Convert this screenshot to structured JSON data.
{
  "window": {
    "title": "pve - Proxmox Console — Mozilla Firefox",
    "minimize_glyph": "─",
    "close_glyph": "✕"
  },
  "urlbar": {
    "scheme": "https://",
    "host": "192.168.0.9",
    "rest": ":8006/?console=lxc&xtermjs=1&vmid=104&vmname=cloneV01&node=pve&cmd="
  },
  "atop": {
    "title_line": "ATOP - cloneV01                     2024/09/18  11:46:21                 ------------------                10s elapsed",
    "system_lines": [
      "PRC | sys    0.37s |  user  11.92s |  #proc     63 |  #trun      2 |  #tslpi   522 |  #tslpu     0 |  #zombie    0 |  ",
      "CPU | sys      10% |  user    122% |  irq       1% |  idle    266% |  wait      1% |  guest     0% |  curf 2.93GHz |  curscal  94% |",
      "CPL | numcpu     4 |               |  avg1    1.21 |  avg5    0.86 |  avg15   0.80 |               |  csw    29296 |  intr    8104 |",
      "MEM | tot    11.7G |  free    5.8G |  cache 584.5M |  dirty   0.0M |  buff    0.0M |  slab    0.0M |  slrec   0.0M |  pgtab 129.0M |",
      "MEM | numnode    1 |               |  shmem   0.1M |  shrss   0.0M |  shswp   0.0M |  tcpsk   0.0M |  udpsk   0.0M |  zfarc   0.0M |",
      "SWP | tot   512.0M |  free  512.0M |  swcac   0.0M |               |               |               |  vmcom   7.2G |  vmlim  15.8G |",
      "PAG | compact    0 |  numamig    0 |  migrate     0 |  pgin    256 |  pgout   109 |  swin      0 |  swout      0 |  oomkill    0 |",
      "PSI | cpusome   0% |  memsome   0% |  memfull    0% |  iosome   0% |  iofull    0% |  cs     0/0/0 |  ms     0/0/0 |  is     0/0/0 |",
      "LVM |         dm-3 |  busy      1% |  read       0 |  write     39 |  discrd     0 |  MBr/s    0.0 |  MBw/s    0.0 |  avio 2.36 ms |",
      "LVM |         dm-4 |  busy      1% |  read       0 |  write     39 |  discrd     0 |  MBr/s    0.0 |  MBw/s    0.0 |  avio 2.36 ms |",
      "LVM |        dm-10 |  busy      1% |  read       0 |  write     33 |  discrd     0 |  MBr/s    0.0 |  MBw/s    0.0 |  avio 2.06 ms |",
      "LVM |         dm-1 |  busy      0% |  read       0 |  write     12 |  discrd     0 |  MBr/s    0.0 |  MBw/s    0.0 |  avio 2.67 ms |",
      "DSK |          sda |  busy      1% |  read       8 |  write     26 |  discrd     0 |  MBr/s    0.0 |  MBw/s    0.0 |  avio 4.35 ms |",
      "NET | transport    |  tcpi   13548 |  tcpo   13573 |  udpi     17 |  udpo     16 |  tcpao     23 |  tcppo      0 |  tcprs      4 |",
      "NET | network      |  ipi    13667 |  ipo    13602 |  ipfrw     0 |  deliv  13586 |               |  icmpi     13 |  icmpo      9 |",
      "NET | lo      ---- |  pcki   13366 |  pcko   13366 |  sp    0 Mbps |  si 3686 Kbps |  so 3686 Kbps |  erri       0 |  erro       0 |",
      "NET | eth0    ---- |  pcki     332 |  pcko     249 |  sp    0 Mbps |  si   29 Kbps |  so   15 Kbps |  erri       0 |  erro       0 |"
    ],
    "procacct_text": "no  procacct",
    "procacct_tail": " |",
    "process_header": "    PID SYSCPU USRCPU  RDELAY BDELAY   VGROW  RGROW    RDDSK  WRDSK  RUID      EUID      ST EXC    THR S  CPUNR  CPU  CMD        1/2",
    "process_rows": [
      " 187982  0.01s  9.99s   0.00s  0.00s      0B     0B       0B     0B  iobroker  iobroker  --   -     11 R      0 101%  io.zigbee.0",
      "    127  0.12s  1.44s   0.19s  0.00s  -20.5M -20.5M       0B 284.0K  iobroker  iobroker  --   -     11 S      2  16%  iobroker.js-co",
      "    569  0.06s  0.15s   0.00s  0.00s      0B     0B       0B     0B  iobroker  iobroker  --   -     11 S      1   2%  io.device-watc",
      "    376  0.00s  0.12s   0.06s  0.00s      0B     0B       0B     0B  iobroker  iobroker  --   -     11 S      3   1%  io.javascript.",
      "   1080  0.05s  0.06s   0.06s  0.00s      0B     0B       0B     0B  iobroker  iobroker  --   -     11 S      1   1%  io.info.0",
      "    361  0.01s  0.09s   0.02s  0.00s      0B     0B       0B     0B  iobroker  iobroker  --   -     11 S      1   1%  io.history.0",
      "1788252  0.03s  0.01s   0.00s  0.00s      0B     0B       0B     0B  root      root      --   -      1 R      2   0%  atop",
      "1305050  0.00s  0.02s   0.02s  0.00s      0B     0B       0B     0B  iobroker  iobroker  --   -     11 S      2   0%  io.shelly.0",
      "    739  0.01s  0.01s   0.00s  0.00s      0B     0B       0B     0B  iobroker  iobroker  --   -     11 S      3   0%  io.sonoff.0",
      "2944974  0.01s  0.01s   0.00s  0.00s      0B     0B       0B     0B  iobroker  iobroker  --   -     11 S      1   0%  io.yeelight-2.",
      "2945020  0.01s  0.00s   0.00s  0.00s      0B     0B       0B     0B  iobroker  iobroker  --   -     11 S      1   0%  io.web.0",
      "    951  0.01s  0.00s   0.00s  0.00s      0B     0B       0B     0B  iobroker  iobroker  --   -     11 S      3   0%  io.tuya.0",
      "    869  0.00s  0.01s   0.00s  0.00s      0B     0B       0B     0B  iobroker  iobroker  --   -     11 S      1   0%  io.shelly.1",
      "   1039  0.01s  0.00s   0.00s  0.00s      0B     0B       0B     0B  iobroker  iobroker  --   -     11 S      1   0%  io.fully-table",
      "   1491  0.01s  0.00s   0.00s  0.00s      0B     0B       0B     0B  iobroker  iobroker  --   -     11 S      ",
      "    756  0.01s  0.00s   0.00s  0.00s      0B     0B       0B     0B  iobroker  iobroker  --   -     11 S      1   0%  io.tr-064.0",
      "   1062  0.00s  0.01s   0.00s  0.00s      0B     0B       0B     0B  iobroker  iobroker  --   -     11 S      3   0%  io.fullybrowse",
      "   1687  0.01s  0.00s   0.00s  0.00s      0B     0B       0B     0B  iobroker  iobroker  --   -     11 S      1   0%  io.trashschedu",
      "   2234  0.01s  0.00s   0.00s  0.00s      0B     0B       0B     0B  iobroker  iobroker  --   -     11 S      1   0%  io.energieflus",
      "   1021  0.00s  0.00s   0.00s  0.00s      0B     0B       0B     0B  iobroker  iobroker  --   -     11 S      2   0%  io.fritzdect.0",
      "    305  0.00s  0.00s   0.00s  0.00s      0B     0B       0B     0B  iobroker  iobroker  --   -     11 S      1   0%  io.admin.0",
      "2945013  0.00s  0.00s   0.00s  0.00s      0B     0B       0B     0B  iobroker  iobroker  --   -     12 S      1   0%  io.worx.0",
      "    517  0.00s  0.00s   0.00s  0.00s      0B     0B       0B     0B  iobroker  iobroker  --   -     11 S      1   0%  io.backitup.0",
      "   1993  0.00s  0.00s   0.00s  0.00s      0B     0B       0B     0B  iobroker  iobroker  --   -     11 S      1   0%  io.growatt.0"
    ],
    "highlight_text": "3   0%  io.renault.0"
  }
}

- Directions:
Reproduce the entries above exactly.

- Result of the task:
Convert this screenshot to structured JSON data.
{
  "window": {
    "title": "pve - Proxmox Console — Mozilla Firefox",
    "minimize_glyph": "─",
    "close_glyph": "✕"
  },
  "urlbar": {
    "scheme": "https://",
    "host": "192.168.0.9",
    "rest": ":8006/?console=lxc&xtermjs=1&vmid=104&vmname=cloneV01&node=pve&cmd="
  },
  "atop": {
    "title_line": "ATOP - cloneV01                     2024/09/18  11:46:21                 ------------------                10s elapsed",
    "system_lines": [
      "PRC | sys    0.37s |  user  11.92s |  #proc     63 |  #trun      2 |  #tslpi   522 |  #tslpu     0 |  #zombie    0 |  ",
      "CPU | sys      10% |  user    122% |  irq       1% |  idle    266% |  wait      1% |  guest     0% |  curf 2.93GHz |  curscal  94% |",
      "CPL | numcpu     4 |               |  avg1    1.21 |  avg5    0.86 |  avg15   0.80 |               |  csw    29296 |  intr    8104 |",
      "MEM | tot    11.7G |  free    5.8G |  cache 584.5M |  dirty   0.0M |  buff    0.0M |  slab    0.0M |  slrec   0.0M |  pgtab 129.0M |",
      "MEM | numnode    1 |               |  shmem   0.1M |  shrss   0.0M |  shswp   0.0M |  tcpsk   0.0M |  udpsk   0.0M |  zfarc   0.0M |",
      "SWP | tot   512.0M |  free  512.0M |  swcac   0.0M |               |               |               |  vmcom   7.2G |  vmlim  15.8G |",
      "PAG | compact    0 |  numamig    0 |  migrate     0 |  pgin    256 |  pgout   109 |  swin      0 |  swout      0 |  oomkill    0 |",
      "PSI | cpusome   0% |  memsome   0% |  memfull    0% |  iosome   0% |  iofull    0% |  cs     0/0/0 |  ms     0/0/0 |  is     0/0/0 |",
      "LVM |         dm-3 |  busy      1% |  read       0 |  write     39 |  discrd     0 |  MBr/s    0.0 |  MBw/s    0.0 |  avio 2.36 ms |",
      "LVM |         dm-4 |  busy      1% |  read       0 |  write     39 |  discrd     0 |  MBr/s    0.0 |  MBw/s    0.0 |  avio 2.36 ms |",
      "LVM |        dm-10 |  busy      1% |  read       0 |  write     33 |  discrd     0 |  MBr/s    0.0 |  MBw/s    0.0 |  avio 2.06 ms |",
      "LVM |         dm-1 |  busy      0% |  read       0 |  write     12 |  discrd     0 |  MBr/s    0.0 |  MBw/s    0.0 |  avio 2.67 ms |",
      "DSK |          sda |  busy      1% |  read       8 |  write     26 |  discrd     0 |  MBr/s    0.0 |  MBw/s    0.0 |  avio 4.35 ms |",
      "NET | transport    |  tcpi   13548 |  tcpo   13573 |  udpi     17 |  udpo     16 |  tcpao     23 |  tcppo      0 |  tcprs      4 |",
      "NET | network      |  ipi    13667 |  ipo    13602 |  ipfrw     0 |  deliv  13586 |               |  icmpi     13 |  icmpo      9 |",
      "NET | lo      ---- |  pcki   13366 |  pcko   13366 |  sp    0 Mbps |  si 3686 Kbps |  so 3686 Kbps |  erri       0 |  erro       0 |",
      "NET | eth0    ---- |  pcki     332 |  pcko     249 |  sp    0 Mbps |  si   29 Kbps |  so   15 Kbps |  erri       0 |  erro       0 |"
    ],
    "procacct_text": "no  procacct",
    "procacct_tail": " |",
    "process_header": "    PID SYSCPU USRCPU  RDELAY BDELAY   VGROW  RGROW    RDDSK  WRDSK  RUID      EUID      ST EXC    THR S  CPUNR  CPU  CMD        1/2",
    "process_rows": [
      " 187982  0.01s  9.99s   0.00s  0.00s      0B     0B       0B     0B  iobroker  iobroker  --   -     11 R      0 101%  io.zigbee.0",
      "    127  0.12s  1.44s   0.19s  0.00s  -20.5M -20.5M       0B 284.0K  iobroker  iobroker  --   -     11 S      2  16%  iobroker.js-co",
      "    569  0.06s  0.15s   0.00s  0.00s      0B     0B       0B     0B  iobroker  iobroker  --   -     11 S      1   2%  io.device-watc",
      "    376  0.00s  0.12s   0.06s  0.00s      0B     0B       0B     0B  iobroker  iobroker  --   -     11 S      3   1%  io.javascript.",
      "   1080  0.05s  0.06s   0.06s  0.00s      0B     0B       0B     0B  iobroker  iobroker  --   -     11 S      1   1%  io.info.0",
      "    361  0.01s  0.09s   0.02s  0.00s      0B     0B       0B     0B  iobroker  iobroker  --   -     11 S      1   1%  io.history.0",
      "1788252  0.03s  0.01s   0.00s  0.00s      0B     0B       0B     0B  root      root      --   -      1 R      2   0%  atop",
      "1305050  0.00s  0.02s   0.02s  0.00s      0B     0B       0B     0B  iobroker  iobroker  --   -     11 S      2   0%  io.shelly.0",
      "    739  0.01s  0.01s   0.00s  0.00s      0B     0B       0B     0B  iobroker  iobroker  --   -     11 S      3   0%  io.sonoff.0",
      "2944974  0.01s  0.01s   0.00s  0.00s      0B     0B       0B     0B  iobroker  iobroker  --   -     11 S      1   0%  io.yeelight-2.",
      "2945020  0.01s  0.00s   0.00s  0.00s      0B     0B       0B     0B  iobroker  iobroker  --   -     11 S      1   0%  io.web.0",
      "    951  0.01s  0.00s   0.00s  0.00s      0B     0B       0B     0B  iobroker  iobroker  --   -     11 S      3   0%  io.tuya.0",
      "    869  0.00s  0.01s   0.00s  0.00s      0B     0B       0B     0B  iobroker  iobroker  --   -     11 S      1   0%  io.shelly.1",
      "   1039  0.01s  0.00s   0.00s  0.00s      0B     0B       0B     0B  iobroker  iobroker  --   -     11 S      1   0%  io.fully-table",
      "   1491  0.01s  0.00s   0.00s  0.00s      0B     0B       0B     0B  iobroker  iobroker  --   -     11 S      ",
      "    756  0.01s  0.00s   0.00s  0.00s      0B     0B       0B     0B  iobroker  iobroker  --   -     11 S      1   0%  io.tr-064.0",
      "   1062  0.00s  0.01s   0.00s  0.00s      0B     0B       0B     0B  iobroker  iobroker  --   -     11 S      3   0%  io.fullybrowse",
      "   1687  0.01s  0.00s   0.00s  0.00s      0B     0B       0B     0B  iobroker  iobroker  --   -     11 S      1   0%  io.trashschedu",
      "   2234  0.01s  0.00s   0.00s  0.00s      0B     0B       0B     0B  iobroker  iobroker  --   -     11 S      1   0%  io.energieflus",
      "   1021  0.00s  0.00s   0.00s  0.00s      0B     0B       0B     0B  iobroker  iobroker  --   -     11 S      2   0%  io.fritzdect.0",
      "    305  0.00s  0.00s   0.00s  0.00s      0B     0B       0B     0B  iobroker  iobroker  --   -     11 S      1   0%  io.admin.0",
      "2945013  0.00s  0.00s   0.00s  0.00s      0B     0B       0B     0B  iobroker  iobroker  --   -     12 S      1   0%  io.worx.0",
      "    517  0.00s  0.00s   0.00s  0.00s      0B     0B       0B     0B  iobroker  iobroker  --   -     11 S      1   0%  io.backitup.0",
      "   1993  0.00s  0.00s   0.00s  0.00s      0B     0B       0B     0B  iobroker  iobroker  --   -     11 S      1   0%  io.growatt.0"
    ],
    "highlight_text": "3   0%  io.renault.0"
  }
}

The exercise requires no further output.